## What you should do
Give the number of lines that contain the string "Parameters", please, and nothing else.

Collected data:
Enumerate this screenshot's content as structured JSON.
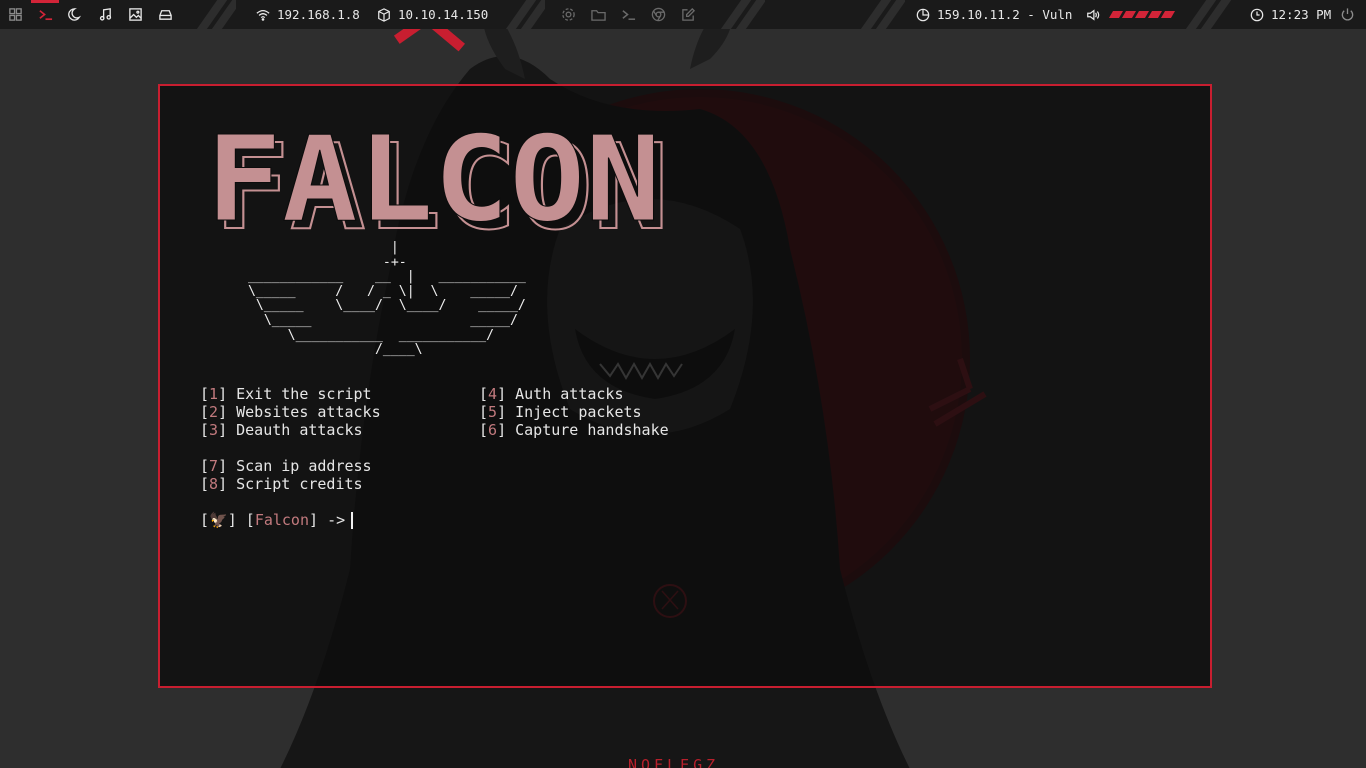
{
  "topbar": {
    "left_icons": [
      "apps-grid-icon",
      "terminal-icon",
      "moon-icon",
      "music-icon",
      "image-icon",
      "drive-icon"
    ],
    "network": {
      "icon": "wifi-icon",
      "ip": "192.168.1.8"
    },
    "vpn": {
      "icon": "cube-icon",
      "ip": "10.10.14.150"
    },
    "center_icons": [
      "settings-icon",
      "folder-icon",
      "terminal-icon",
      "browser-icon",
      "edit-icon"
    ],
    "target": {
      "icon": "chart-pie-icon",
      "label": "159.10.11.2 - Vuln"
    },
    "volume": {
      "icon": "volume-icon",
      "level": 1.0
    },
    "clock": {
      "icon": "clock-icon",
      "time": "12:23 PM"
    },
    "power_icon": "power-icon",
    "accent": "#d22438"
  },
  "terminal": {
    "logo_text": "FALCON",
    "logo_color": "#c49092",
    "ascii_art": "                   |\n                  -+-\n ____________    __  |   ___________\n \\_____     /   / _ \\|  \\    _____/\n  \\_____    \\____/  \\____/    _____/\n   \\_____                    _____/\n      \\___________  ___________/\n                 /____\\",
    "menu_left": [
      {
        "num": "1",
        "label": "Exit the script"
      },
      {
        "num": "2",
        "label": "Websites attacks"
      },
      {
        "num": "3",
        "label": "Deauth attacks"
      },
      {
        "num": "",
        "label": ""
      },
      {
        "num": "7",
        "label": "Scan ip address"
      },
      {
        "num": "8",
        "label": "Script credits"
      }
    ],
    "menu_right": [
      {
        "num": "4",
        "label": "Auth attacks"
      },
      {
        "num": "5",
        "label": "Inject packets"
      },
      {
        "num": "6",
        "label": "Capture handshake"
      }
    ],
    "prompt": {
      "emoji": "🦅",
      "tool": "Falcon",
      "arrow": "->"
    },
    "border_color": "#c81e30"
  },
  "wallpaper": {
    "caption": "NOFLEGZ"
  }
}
...
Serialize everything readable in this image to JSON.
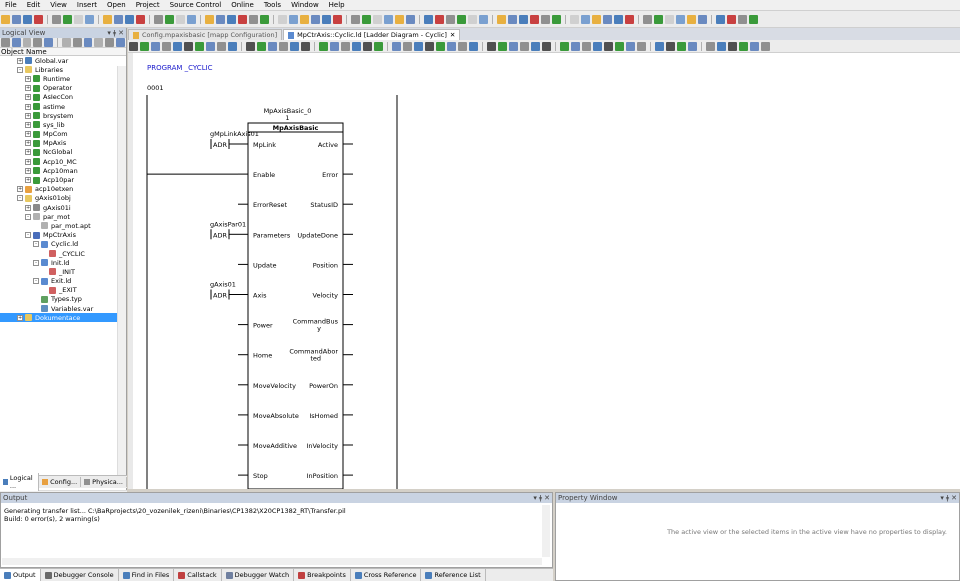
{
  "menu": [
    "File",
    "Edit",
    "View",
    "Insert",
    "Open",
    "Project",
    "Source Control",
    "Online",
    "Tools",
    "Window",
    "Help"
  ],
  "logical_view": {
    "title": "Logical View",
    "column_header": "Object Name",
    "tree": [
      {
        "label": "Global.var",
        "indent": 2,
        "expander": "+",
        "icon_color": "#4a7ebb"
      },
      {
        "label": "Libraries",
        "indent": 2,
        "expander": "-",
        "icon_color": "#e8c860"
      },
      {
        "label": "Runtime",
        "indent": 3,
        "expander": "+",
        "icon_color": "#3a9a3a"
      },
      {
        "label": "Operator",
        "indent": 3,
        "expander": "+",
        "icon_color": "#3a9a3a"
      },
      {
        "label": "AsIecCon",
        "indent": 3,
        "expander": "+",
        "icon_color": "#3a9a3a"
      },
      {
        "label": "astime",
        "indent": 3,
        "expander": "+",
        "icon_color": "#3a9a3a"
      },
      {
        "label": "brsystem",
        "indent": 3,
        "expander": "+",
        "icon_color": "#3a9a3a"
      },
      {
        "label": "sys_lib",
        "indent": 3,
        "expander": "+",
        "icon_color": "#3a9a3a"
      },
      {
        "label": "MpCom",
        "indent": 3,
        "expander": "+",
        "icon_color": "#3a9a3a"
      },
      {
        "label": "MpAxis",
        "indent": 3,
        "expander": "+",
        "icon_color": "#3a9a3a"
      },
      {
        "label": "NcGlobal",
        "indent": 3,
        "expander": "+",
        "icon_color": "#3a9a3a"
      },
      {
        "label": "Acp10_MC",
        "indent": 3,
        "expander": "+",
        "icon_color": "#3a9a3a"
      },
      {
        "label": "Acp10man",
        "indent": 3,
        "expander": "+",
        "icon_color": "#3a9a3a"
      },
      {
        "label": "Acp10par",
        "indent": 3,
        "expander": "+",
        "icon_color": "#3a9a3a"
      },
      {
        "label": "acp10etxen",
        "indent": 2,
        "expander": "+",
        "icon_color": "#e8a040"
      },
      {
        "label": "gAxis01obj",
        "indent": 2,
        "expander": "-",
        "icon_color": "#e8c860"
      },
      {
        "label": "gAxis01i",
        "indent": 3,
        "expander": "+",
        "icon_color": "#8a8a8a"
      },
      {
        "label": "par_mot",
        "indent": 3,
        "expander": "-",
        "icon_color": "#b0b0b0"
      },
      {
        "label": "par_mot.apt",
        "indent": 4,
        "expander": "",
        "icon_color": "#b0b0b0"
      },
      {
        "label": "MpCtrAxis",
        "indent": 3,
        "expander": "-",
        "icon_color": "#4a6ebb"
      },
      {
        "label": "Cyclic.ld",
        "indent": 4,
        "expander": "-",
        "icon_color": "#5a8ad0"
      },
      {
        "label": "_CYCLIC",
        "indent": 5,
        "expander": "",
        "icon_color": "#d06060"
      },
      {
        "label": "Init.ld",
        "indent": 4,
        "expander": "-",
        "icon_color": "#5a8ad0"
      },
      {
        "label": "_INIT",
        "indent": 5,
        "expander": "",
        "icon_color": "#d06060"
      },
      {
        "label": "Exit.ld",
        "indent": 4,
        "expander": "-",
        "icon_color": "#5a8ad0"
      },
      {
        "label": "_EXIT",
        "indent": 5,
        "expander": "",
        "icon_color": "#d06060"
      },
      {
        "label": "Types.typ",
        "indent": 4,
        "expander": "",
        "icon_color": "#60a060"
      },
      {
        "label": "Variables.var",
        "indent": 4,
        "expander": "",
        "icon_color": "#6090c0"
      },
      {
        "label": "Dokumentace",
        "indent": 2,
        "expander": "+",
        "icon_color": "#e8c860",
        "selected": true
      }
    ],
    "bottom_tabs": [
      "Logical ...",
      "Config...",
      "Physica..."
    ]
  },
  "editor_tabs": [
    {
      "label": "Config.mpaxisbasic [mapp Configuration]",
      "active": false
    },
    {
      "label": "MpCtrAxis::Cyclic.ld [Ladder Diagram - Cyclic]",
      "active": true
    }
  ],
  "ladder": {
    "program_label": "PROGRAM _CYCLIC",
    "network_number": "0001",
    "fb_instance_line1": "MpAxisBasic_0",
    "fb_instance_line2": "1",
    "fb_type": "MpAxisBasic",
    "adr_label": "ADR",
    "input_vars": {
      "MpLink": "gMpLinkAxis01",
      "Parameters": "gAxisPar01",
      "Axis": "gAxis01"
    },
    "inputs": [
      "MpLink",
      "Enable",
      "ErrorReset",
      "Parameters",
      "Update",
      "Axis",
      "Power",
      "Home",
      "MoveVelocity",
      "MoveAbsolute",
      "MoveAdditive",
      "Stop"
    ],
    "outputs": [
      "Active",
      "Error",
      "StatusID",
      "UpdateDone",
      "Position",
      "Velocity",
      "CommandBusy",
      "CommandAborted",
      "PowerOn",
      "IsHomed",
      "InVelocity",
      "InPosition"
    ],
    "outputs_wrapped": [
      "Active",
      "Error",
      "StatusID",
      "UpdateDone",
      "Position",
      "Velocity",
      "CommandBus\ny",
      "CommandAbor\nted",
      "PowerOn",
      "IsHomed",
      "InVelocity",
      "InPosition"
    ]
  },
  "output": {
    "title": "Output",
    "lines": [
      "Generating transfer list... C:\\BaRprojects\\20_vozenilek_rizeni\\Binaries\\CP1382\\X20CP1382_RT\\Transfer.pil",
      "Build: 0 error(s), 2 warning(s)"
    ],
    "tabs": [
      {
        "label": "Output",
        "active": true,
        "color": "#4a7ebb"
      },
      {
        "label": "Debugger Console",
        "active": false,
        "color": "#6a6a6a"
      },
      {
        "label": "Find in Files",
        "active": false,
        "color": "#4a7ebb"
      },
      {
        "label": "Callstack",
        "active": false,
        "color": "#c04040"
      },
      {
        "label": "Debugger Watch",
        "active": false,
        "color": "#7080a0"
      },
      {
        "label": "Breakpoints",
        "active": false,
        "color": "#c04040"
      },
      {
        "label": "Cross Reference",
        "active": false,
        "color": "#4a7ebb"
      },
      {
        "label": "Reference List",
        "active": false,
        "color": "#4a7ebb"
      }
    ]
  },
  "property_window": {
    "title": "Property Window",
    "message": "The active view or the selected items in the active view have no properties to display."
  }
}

## Solution for this problem
2